# STATED PROBLEM:
Can you write out the whole listing exactly?

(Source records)
━━━━━━━━━━
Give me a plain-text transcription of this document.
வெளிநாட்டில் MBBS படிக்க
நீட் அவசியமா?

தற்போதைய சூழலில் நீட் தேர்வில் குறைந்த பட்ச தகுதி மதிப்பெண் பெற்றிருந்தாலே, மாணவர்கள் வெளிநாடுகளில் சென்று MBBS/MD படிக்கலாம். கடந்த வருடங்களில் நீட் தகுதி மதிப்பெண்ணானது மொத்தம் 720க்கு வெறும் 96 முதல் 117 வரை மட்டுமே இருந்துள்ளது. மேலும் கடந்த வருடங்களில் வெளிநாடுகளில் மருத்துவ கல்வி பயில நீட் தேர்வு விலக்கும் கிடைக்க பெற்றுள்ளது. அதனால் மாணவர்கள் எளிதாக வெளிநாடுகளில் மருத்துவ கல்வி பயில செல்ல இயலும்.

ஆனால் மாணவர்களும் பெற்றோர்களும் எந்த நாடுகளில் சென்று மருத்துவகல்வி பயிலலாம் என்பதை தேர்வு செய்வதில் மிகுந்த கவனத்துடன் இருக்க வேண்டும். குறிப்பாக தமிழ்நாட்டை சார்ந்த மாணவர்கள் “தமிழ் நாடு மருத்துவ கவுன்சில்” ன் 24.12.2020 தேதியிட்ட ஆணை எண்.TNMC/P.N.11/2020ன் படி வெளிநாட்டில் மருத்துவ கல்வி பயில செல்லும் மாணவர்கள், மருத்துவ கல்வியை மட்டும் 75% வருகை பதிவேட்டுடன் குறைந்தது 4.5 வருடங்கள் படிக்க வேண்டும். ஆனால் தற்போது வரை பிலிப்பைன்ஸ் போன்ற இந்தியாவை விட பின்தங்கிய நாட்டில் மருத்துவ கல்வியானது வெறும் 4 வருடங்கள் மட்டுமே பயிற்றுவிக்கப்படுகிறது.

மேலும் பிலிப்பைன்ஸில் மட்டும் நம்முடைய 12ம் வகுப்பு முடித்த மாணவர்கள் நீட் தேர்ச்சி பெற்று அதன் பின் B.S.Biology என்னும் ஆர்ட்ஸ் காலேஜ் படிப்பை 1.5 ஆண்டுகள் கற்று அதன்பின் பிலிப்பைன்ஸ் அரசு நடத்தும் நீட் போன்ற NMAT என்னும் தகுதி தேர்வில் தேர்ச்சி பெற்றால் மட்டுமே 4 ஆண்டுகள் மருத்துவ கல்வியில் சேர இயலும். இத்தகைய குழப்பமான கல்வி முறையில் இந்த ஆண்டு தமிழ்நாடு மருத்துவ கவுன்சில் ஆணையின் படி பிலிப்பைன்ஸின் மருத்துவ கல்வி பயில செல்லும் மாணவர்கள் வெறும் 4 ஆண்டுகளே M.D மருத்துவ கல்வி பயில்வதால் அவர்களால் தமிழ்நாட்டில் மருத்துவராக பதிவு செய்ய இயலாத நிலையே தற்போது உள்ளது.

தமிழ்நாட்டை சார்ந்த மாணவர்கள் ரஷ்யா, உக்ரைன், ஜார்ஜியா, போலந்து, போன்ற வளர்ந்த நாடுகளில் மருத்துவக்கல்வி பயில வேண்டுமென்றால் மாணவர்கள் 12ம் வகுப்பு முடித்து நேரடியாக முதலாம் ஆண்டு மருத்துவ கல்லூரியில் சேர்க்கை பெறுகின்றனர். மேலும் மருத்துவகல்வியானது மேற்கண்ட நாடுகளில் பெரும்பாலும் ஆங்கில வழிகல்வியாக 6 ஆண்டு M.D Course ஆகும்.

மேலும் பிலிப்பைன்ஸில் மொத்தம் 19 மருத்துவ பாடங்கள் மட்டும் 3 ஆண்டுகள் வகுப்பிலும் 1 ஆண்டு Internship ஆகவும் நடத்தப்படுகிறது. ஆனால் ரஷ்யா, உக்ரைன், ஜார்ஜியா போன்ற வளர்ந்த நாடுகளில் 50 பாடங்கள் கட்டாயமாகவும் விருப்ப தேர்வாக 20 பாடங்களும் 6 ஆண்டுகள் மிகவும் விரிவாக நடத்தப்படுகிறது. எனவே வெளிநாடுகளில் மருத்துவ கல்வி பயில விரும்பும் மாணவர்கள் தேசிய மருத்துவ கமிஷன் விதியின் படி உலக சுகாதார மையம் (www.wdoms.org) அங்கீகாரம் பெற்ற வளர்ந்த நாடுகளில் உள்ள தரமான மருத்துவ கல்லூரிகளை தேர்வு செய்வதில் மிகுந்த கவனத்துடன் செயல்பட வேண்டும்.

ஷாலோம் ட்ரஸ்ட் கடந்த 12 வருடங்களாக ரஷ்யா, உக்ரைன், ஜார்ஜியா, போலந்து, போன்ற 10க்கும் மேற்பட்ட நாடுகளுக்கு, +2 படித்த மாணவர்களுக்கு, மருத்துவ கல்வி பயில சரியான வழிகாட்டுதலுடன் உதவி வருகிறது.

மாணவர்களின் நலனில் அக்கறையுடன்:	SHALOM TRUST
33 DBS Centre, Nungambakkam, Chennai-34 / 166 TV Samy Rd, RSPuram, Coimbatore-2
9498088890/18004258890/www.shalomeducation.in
━━━━━━━━━━
# OUTPUT FOR THIS TASK:
Give me a plain-text transcription of this document.
வெளிநாட்டில் MBBS படிக்க
நீட் அவசியமா?

தற்போதைய சூழலில் நீட் தேர்வில் குறைந்த பட்ச தகுதி மதிப்பெண் பெற்றிருந்தாலே, மாணவர்கள் வெளிநாடுகளில் சென்று MBBS/MD படிக்கலாம். கடந்த வருடங்களில் நீட் தகுதி மதிப்பெண்ணானது மொத்தம் 720க்கு வெறும் 96 முதல் 117 வரை மட்டுமே இருந்துள்ளது. மேலும் கடந்த வருடங்களில் வெளிநாடுகளில் மருத்துவ கல்வி பயில நீட் தேர்வு விலக்கும் கிடைக்க பெற்றுள்ளது. அதனால் மாணவர்கள் எளிதாக வெளிநாடுகளில் மருத்துவ கல்வி பயில செல்ல இயலும்.

ஆனால் மாணவர்களும் பெற்றோர்களும் எந்த நாடுகளில் சென்று மருத்துவகல்வி பயிலலாம் என்பதை தேர்வு செய்வதில் மிகுந்த கவனத்துடன் இருக்க வேண்டும். குறிப்பாக தமிழ்நாட்டை சார்ந்த மாணவர்கள் “தமிழ் நாடு மருத்துவ கவுன்சில்” ன் 24.12.2020 தேதியிட்ட ஆணை எண்.TNMC/P.N.11/2020ன் படி வெளிநாட்டில் மருத்துவ கல்வி பயில செல்லும் மாணவர்கள், மருத்துவ கல்வியை மட்டும் 75% வருகை பதிவேட்டுடன் குறைந்தது 4.5 வருடங்கள் படிக்க வேண்டும். ஆனால் தற்போது வரை பிலிப்பைன்ஸ் போன்ற இந்தியாவை விட பின்தங்கிய நாட்டில் மருத்துவ கல்வியானது வெறும் 4 வருடங்கள் மட்டுமே பயிற்றுவிக்கப்படுகிறது.

மேலும் பிலிப்பைன்ஸில் மட்டும் நம்முடைய 12ம் வகுப்பு முடித்த மாணவர்கள் நீட் தேர்ச்சி பெற்று அதன் பின் B.S.Biology என்னும் ஆர்ட்ஸ் காலேஜ் படிப்பை 1.5 ஆண்டுகள் கற்று அதன்பின் பிலிப்பைன்ஸ் அரசு நடத்தும் நீட் போன்ற NMAT என்னும் தகுதி தேர்வில் தேர்ச்சி பெற்றால் மட்டுமே 4 ஆண்டுகள் மருத்துவ கல்வியில் சேர இயலும். இத்தகைய குழப்பமான கல்வி முறையில் இந்த ஆண்டு தமிழ்நாடு மருத்துவ கவுன்சில் ஆணையின் படி பிலிப்பைன்ஸின் மருத்துவ கல்வி பயில செல்லும் மாணவர்கள் வெறும் 4 ஆண்டுகளே M.D மருத்துவ கல்வி பயில்வதால் அவர்களால் தமிழ்நாட்டில் மருத்துவராக பதிவு செய்ய இயலாத நிலையே தற்போது உள்ளது.

தமிழ்நாட்டை சார்ந்த மாணவர்கள் ரஷ்யா, உக்ரைன், ஜார்ஜியா, போலந்து, போன்ற வளர்ந்த நாடுகளில் மருத்துவக்கல்வி பயில வேண்டுமென்றால் மாணவர்கள் 12ம் வகுப்பு முடித்து நேரடியாக முதலாம் ஆண்டு மருத்துவ கல்லூரியில் சேர்க்கை பெறுகின்றனர். மேலும் மருத்துவகல்வியானது மேற்கண்ட நாடுகளில் பெரும்பாலும் ஆங்கில வழிகல்வியாக 6 ஆண்டு M.D Course ஆகும்.

மேலும் பிலிப்பைன்ஸில் மொத்தம் 19 மருத்துவ பாடங்கள் மட்டும் 3 ஆண்டுகள் வகுப்பிலும் 1 ஆண்டு Internship ஆகவும் நடத்தப்படுகிறது. ஆனால் ரஷ்யா, உக்ரைன், ஜார்ஜியா போன்ற வளர்ந்த நாடுகளில் 50 பாடங்கள் கட்டாயமாகவும் விருப்ப தேர்வாக 20 பாடங்களும் 6 ஆண்டுகள் மிகவும் விரிவாக நடத்தப்படுகிறது. எனவே வெளிநாடுகளில் மருத்துவ கல்வி பயில விரும்பும் மாணவர்கள் தேசிய மருத்துவ கமிஷன் விதியின் படி உலக சுகாதார மையம் (www.wdoms.org) அங்கீகாரம் பெற்ற வளர்ந்த நாடுகளில் உள்ள தரமான மருத்துவ கல்லூரிகளை தேர்வு செய்வதில் மிகுந்த கவனத்துடன் செயல்பட வேண்டும்.

ஷாலோம் ட்ரஸ்ட் கடந்த 12 வருடங்களாக ரஷ்யா, உக்ரைன், ஜார்ஜியா, போலந்து, போன்ற 10க்கும் மேற்பட்ட நாடுகளுக்கு, +2 படித்த மாணவர்களுக்கு, மருத்துவ கல்வி பயில சரியான வழிகாட்டுதலுடன் உதவி வருகிறது.

மாணவர்களின் நலனில் அக்கறையுடன்:	SHALOM TRUST
33 DBS Centre, Nungambakkam, Chennai-34 / 166 TV Samy Rd, RSPuram, Coimbatore-2
9498088890/18004258890/www.shalomeducation.in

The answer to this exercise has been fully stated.